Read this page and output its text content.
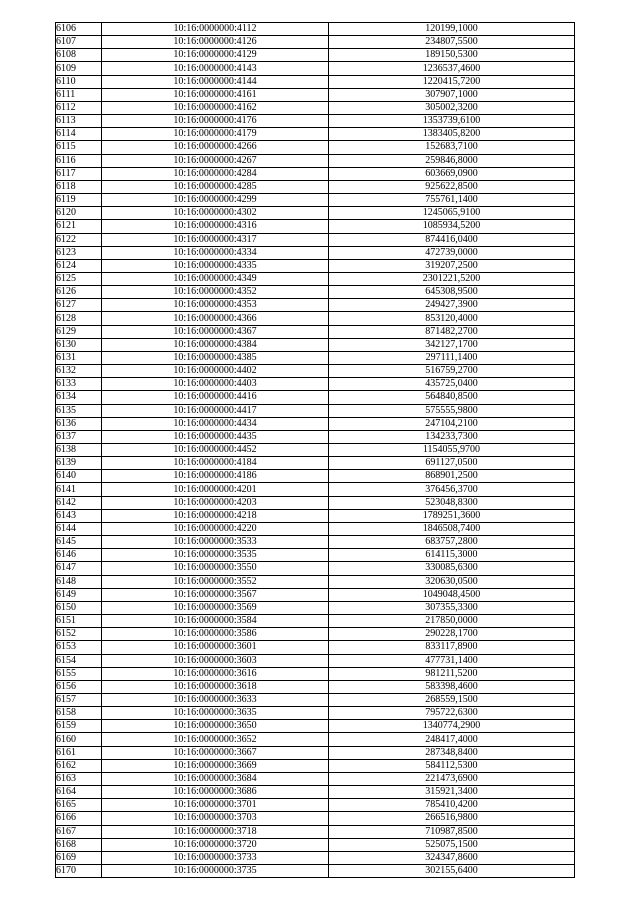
6106	10:16:0000000:4112	120199,1000
6107	10:16:0000000:4126	234807,5500
6108	10:16:0000000:4129	189150,5300
6109	10:16:0000000:4143	1236537,4600
6110	10:16:0000000:4144	1220415,7200
6111	10:16:0000000:4161	307907,1000
6112	10:16:0000000:4162	305002,3200
6113	10:16:0000000:4176	1353739,6100
6114	10:16:0000000:4179	1383405,8200
6115	10:16:0000000:4266	152683,7100
6116	10:16:0000000:4267	259846,8000
6117	10:16:0000000:4284	603669,0900
6118	10:16:0000000:4285	925622,8500
6119	10:16:0000000:4299	755761,1400
6120	10:16:0000000:4302	1245065,9100
6121	10:16:0000000:4316	1085934,5200
6122	10:16:0000000:4317	874416,0400
6123	10:16:0000000:4334	472739,0000
6124	10:16:0000000:4335	319207,2500
6125	10:16:0000000:4349	2301221,5200
6126	10:16:0000000:4352	645308,9500
6127	10:16:0000000:4353	249427,3900
6128	10:16:0000000:4366	853120,4000
6129	10:16:0000000:4367	871482,2700
6130	10:16:0000000:4384	342127,1700
6131	10:16:0000000:4385	297111,1400
6132	10:16:0000000:4402	516759,2700
6133	10:16:0000000:4403	435725,0400
6134	10:16:0000000:4416	564840,8500
6135	10:16:0000000:4417	575555,9800
6136	10:16:0000000:4434	247104,2100
6137	10:16:0000000:4435	134233,7300
6138	10:16:0000000:4452	1154055,9700
6139	10:16:0000000:4184	691127,0500
6140	10:16:0000000:4186	868901,2500
6141	10:16:0000000:4201	376456,3700
6142	10:16:0000000:4203	523048,8300
6143	10:16:0000000:4218	1789251,3600
6144	10:16:0000000:4220	1846508,7400
6145	10:16:0000000:3533	683757,2800
6146	10:16:0000000:3535	614115,3000
6147	10:16:0000000:3550	330085,6300
6148	10:16:0000000:3552	320630,0500
6149	10:16:0000000:3567	1049048,4500
6150	10:16:0000000:3569	307355,3300
6151	10:16:0000000:3584	217850,0000
6152	10:16:0000000:3586	290228,1700
6153	10:16:0000000:3601	833117,8900
6154	10:16:0000000:3603	477731,1400
6155	10:16:0000000:3616	981211,5200
6156	10:16:0000000:3618	583398,4600
6157	10:16:0000000:3633	268559,1500
6158	10:16:0000000:3635	795722,6300
6159	10:16:0000000:3650	1340774,2900
6160	10:16:0000000:3652	248417,4000
6161	10:16:0000000:3667	287348,8400
6162	10:16:0000000:3669	584112,5300
6163	10:16:0000000:3684	221473,6900
6164	10:16:0000000:3686	315921,3400
6165	10:16:0000000:3701	785410,4200
6166	10:16:0000000:3703	266516,9800
6167	10:16:0000000:3718	710987,8500
6168	10:16:0000000:3720	525075,1500
6169	10:16:0000000:3733	324347,8600
6170	10:16:0000000:3735	302155,6400
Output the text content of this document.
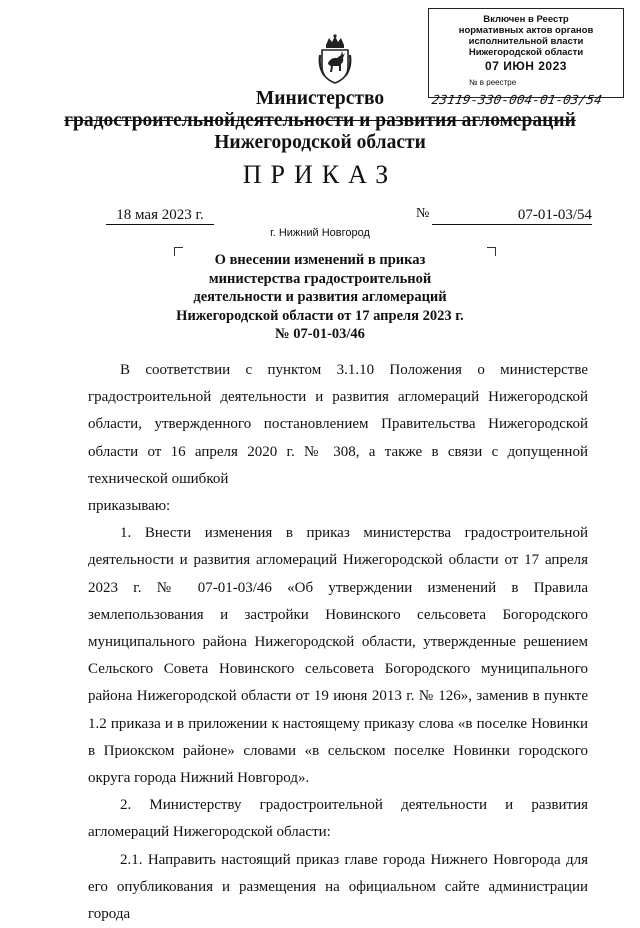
Включен в Реестр
нормативных актов органов
исполнительной власти
Нижегородской области
07 ИЮН 2023
№ в реестре
23119-330-004-01-03/54
Министерство
градостроительнойдеятельности и развития агломераций
Нижегородской области
ПРИКАЗ
18 мая 2023 г.	№	07-01-03/54
г. Нижний Новгород
О внесении изменений в приказ
министерства градостроительной
деятельности и развития агломераций
Нижегородской области от 17 апреля 2023 г.
№ 07-01-03/46

В соответствии с пунктом 3.1.10 Положения о министерстве градостроительной деятельности и развития агломераций Нижегородской области, утвержденного постановлением Правительства Нижегородской области от 16 апреля 2020 г. № 308, а также в связи с допущенной технической ошибкой

приказываю:

1. Внести изменения в приказ министерства градостроительной деятельности и развития агломераций Нижегородской области от 17 апреля 2023 г. № 07-01-03/46 «Об утверждении изменений в Правила землепользования и застройки Новинского сельсовета Богородского муниципального района Нижегородской области, утвержденные решением Сельского Совета Новинского сельсовета Богородского муниципального района Нижегородской области от 19 июня 2013 г. № 126», заменив в пункте 1.2 приказа и в приложении к настоящему приказу слова «в поселке Новинки в Приокском районе» словами «в сельском поселке Новинки городского округа города Нижний Новгород».

2. Министерству градостроительной деятельности и развития агломераций Нижегородской области:

2.1. Направить настоящий приказ главе города Нижнего Новгорода для его опубликования и размещения на официальном сайте администрации города
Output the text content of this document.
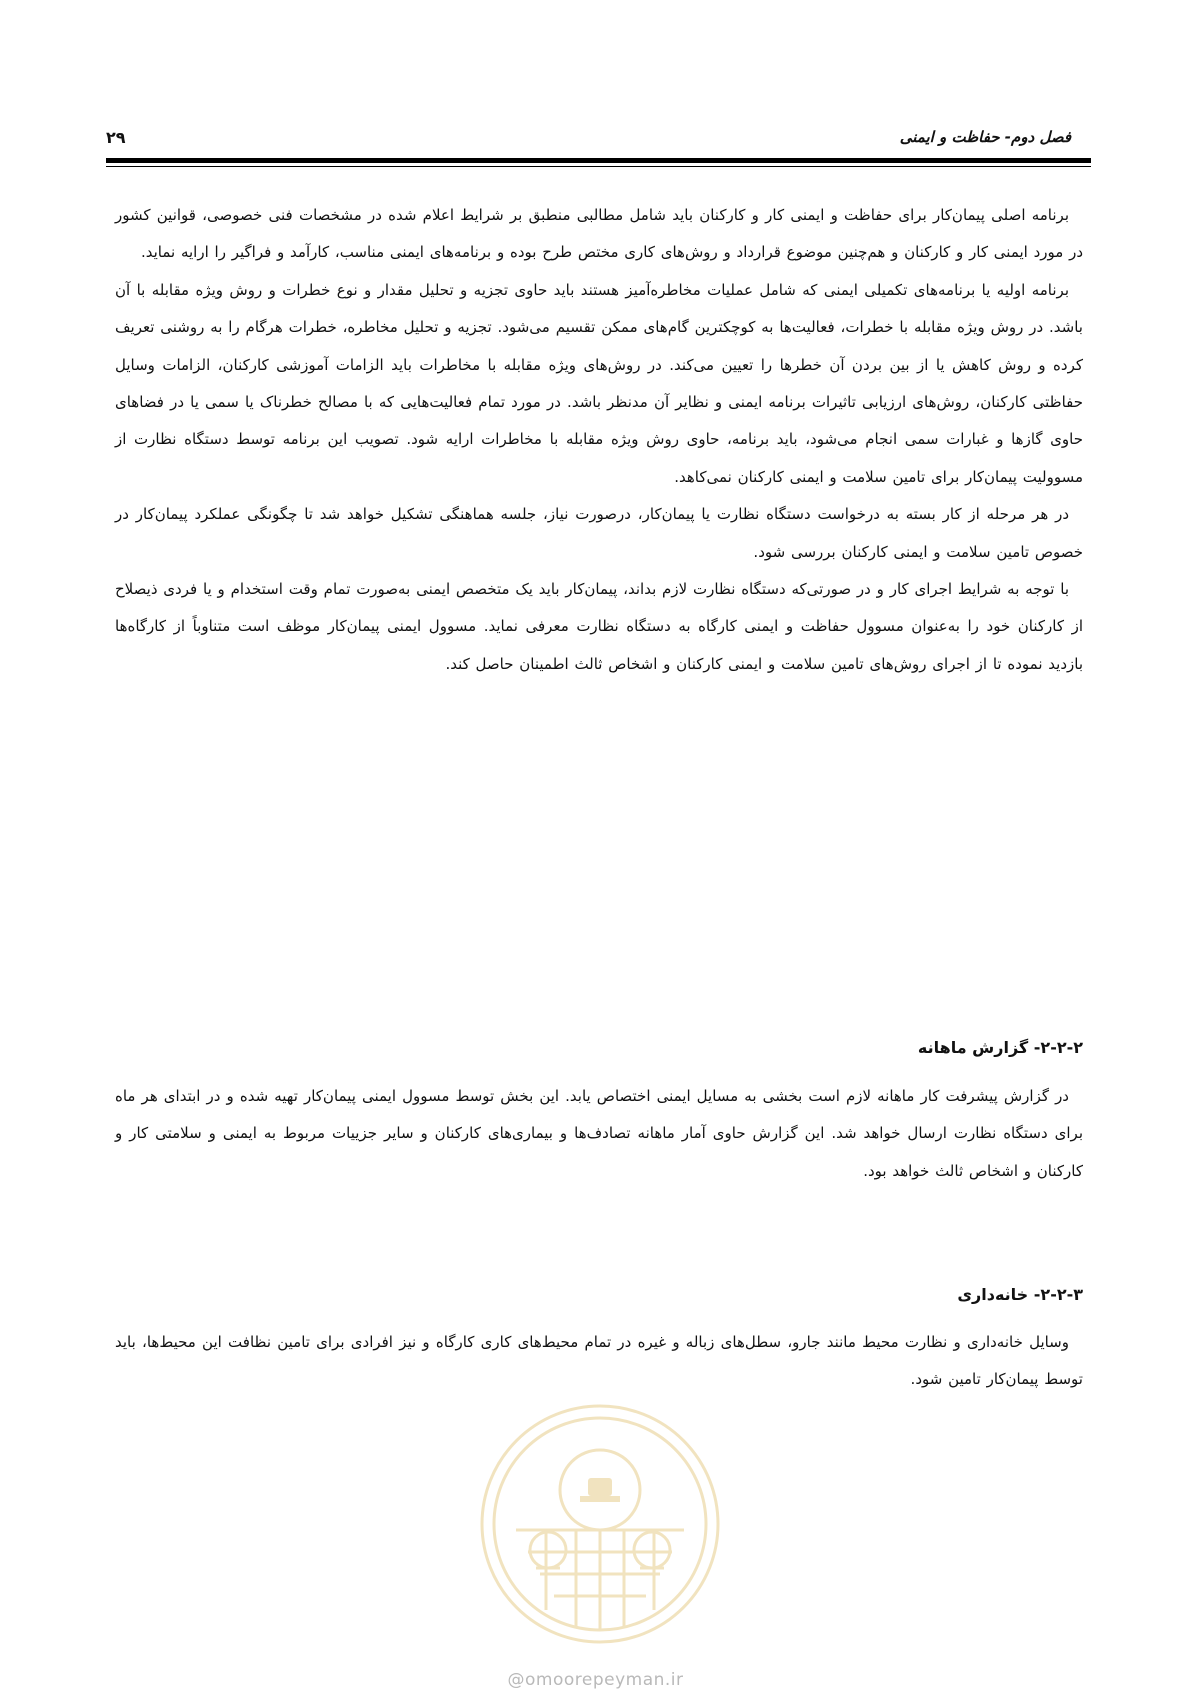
فصل دوم- حفاظت و ایمنی
۲۹

برنامه اصلی پیمان‌کار برای حفاظت و ایمنی کار و کارکنان باید شامل مطالبی منطبق بر شرایط اعلام شده در مشخصات فنی خصوصی، قوانین کشور در مورد ایمنی کار و کارکنان و هم‌چنین موضوع قرارداد و روش‌های کاری مختص طرح بوده و برنامه‌های ایمنی مناسب، کارآمد و فراگیر را ارایه نماید.

برنامه اولیه یا برنامه‌های تکمیلی ایمنی که شامل عملیات مخاطره‌آمیز هستند باید حاوی تجزیه و تحلیل مقدار و نوع خطرات و روش ویژه مقابله با آن باشد. در روش ویژه مقابله با خطرات، فعالیت‌ها به کوچکترین گام‌های ممکن تقسیم می‌شود. تجزیه و تحلیل مخاطره، خطرات هرگام را به روشنی تعریف کرده و روش کاهش یا از بین بردن آن خطرها را تعیین می‌کند. در روش‌های ویژه مقابله با مخاطرات باید الزامات آموزشی کارکنان، الزامات وسایل حفاظتی کارکنان، روش‌های ارزیابی تاثیرات برنامه ایمنی و نظایر آن مدنظر باشد. در مورد تمام فعالیت‌هایی که با مصالح خطرناک یا سمی یا در فضاهای حاوی گازها و غبارات سمی انجام می‌شود، باید برنامه، حاوی روش ویژه مقابله با مخاطرات ارایه شود. تصویب این برنامه توسط دستگاه نظارت از مسوولیت پیمان‌کار برای تامین سلامت و ایمنی کارکنان نمی‌کاهد.

در هر مرحله از کار بسته به درخواست دستگاه نظارت یا پیمان‌کار، درصورت نیاز، جلسه هماهنگی تشکیل خواهد شد تا چگونگی عملکرد پیمان‌کار در خصوص تامین سلامت و ایمنی کارکنان بررسی شود.

با توجه به شرایط اجرای کار و در صورتی‌که دستگاه نظارت لازم بداند، پیمان‌کار باید یک متخصص ایمنی به‌صورت تمام وقت استخدام و یا فردی ذیصلاح از کارکنان خود را به‌عنوان مسوول حفاظت و ایمنی کارگاه به دستگاه نظارت معرفی نماید. مسوول ایمنی پیمان‌کار موظف است متناوباً از کارگاه‌ها بازدید نموده تا از اجرای روش‌های تامین سلامت و ایمنی کارکنان و اشخاص ثالث اطمینان حاصل کند.

۲-۲-۲- گزارش ماهانه

در گزارش پیشرفت کار ماهانه لازم است بخشی به مسایل ایمنی اختصاص یابد. این بخش توسط مسوول ایمنی پیمان‌کار تهیه شده و در ابتدای هر ماه برای دستگاه نظارت ارسال خواهد شد. این گزارش حاوی آمار ماهانه تصادف‌ها و بیماری‌های کارکنان و سایر جزییات مربوط به ایمنی و سلامتی کار و کارکنان و اشخاص ثالث خواهد بود.

۲-۲-۳- خانه‌داری

وسایل خانه‌داری و نظارت محیط مانند جارو، سطل‌های زباله و غیره در تمام محیط‌های کاری کارگاه و نیز افرادی برای تامین نظافت این محیط‌ها، باید توسط پیمان‌کار تامین شود.

@omoorepeyman.ir
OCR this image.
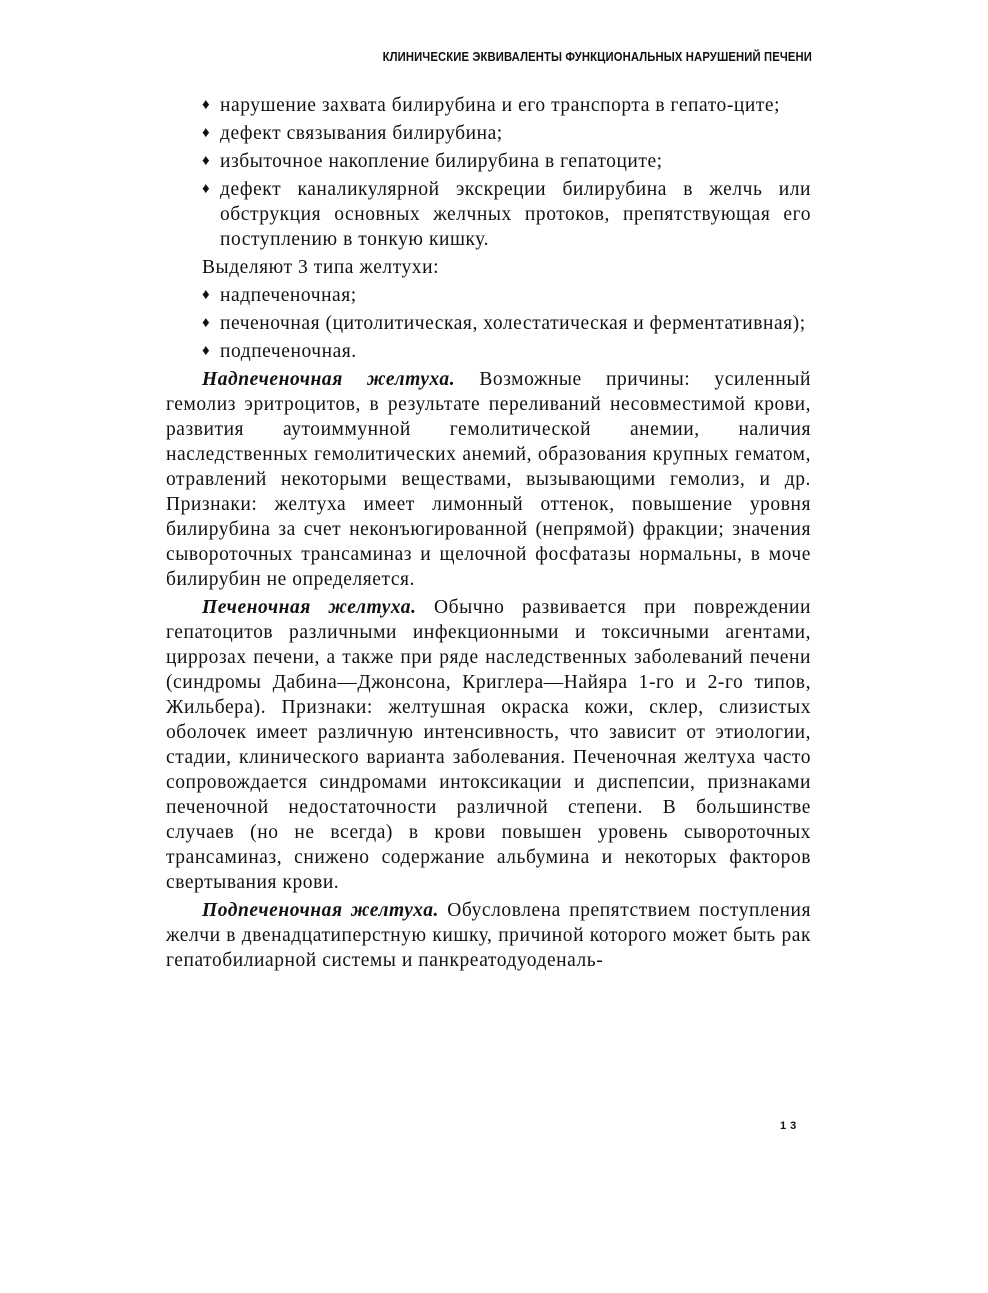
КЛИНИЧЕСКИЕ ЭКВИВАЛЕНТЫ ФУНКЦИОНАЛЬНЫХ НАРУШЕНИЙ ПЕЧЕНИ
♦ нарушение захвата билирубина и его транспорта в гепато-ците;
♦ дефект связывания билирубина;
♦ избыточное накопление билирубина в гепатоците;
♦ дефект каналикулярной экскреции билирубина в желчь или обструкция основных желчных протоков, препятствующая его поступлению в тонкую кишку.
Выделяют 3 типа желтухи:
♦ надпеченочная;
♦ печеночная (цитолитическая, холестатическая и ферментативная);
♦ подпеченочная.

Надпеченочная желтуха. Возможные причины: усиленный гемолиз эритроцитов, в результате переливаний несовместимой крови, развития аутоиммунной гемолитической анемии, наличия наследственных гемолитических анемий, образования крупных гематом, отравлений некоторыми веществами, вызывающими гемолиз, и др. Признаки: желтуха имеет лимонный оттенок, повышение уровня билирубина за счет неконъюгированной (непрямой) фракции; значения сывороточных трансаминаз и щелочной фосфатазы нормальны, в моче билирубин не определяется.

Печеночная желтуха. Обычно развивается при повреждении гепатоцитов различными инфекционными и токсичными агентами, циррозах печени, а также при ряде наследственных заболеваний печени (синдромы Дабина—Джонсона, Криглера—Найяра 1-го и 2-го типов, Жильбера). Признаки: желтушная окраска кожи, склер, слизистых оболочек имеет различную интенсивность, что зависит от этиологии, стадии, клинического варианта заболевания. Печеночная желтуха часто сопровождается синдромами интоксикации и диспепсии, признаками печеночной недостаточности различной степени. В большинстве случаев (но не всегда) в крови повышен уровень сывороточных трансаминаз, снижено содержание альбумина и некоторых факторов свертывания крови.

Подпеченочная желтуха. Обусловлена препятствием поступления желчи в двенадцатиперстную кишку, причиной которого может быть рак гепатобилиарной системы и панкреатодуоденаль-

13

━━━

• _Task requirements_
Copy every line above that holds the word "گزارش".

• _The answer_
۲-۲-۲- گزارش ماهانه
در گزارش پیشرفت کار ماهانه لازم است بخشی به مسایل ایمنی اختصاص یابد. این بخش توسط مسوول ایمنی پیمان‌کار تهیه شده و در ابتدای هر ماه برای دستگاه نظارت ارسال خواهد شد. این گزارش حاوی آمار ماهانه تصادف‌ها و بیماری‌های کارکنان و سایر جزییات مربوط به ایمنی و سلامتی کار و کارکنان و اشخاص ثالث خواهد بود.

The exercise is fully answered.